## Begin MATERIAL FOR THIS TASK
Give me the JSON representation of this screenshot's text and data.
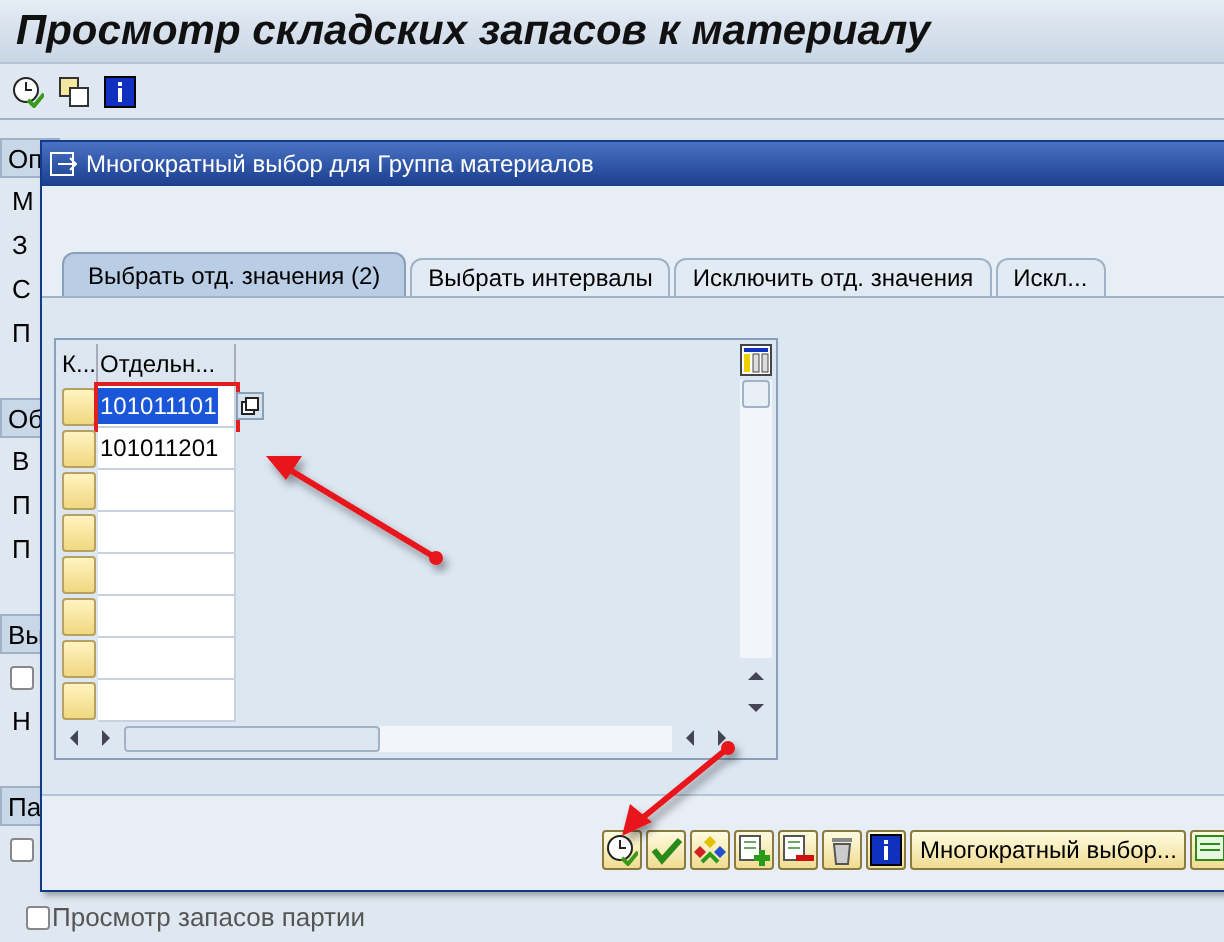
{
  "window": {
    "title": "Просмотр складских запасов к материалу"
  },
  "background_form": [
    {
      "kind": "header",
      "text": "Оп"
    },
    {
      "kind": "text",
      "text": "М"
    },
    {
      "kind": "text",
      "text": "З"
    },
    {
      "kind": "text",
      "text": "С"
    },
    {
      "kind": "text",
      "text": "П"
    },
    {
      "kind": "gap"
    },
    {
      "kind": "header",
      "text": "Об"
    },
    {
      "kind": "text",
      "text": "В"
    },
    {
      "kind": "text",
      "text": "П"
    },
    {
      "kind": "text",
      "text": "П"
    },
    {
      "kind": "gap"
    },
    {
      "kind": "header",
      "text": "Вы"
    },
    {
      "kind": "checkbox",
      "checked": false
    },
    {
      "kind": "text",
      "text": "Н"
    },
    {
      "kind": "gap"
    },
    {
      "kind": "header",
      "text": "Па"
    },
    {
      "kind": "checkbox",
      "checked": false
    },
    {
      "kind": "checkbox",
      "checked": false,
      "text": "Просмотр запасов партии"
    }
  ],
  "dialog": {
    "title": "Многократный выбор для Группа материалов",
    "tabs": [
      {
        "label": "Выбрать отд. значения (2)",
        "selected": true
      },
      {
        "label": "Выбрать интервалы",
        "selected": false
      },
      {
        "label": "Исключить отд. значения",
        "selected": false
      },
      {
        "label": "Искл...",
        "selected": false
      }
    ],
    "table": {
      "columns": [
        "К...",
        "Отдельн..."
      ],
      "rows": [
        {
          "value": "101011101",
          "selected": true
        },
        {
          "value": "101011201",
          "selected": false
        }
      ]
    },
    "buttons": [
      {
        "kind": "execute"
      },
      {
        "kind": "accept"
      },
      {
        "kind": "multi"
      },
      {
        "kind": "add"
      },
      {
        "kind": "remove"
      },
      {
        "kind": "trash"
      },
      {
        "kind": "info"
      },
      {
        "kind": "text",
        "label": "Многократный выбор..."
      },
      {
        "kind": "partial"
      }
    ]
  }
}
## End MATERIAL FOR THIS TASK
## Begin MATERIAL FOR THIS TASK
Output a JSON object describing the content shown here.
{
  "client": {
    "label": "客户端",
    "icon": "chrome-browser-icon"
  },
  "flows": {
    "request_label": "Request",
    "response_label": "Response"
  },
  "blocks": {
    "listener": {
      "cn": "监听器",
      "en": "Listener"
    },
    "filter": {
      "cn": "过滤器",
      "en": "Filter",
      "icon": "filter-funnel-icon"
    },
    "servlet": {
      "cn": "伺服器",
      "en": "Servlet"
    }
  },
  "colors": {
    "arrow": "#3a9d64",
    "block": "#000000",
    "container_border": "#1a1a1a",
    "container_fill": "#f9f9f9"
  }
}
## End MATERIAL FOR THIS TASK
TASK OBJECTIVE: Give only the count of lines in which the string "icon" appears.

OUTPUT: 2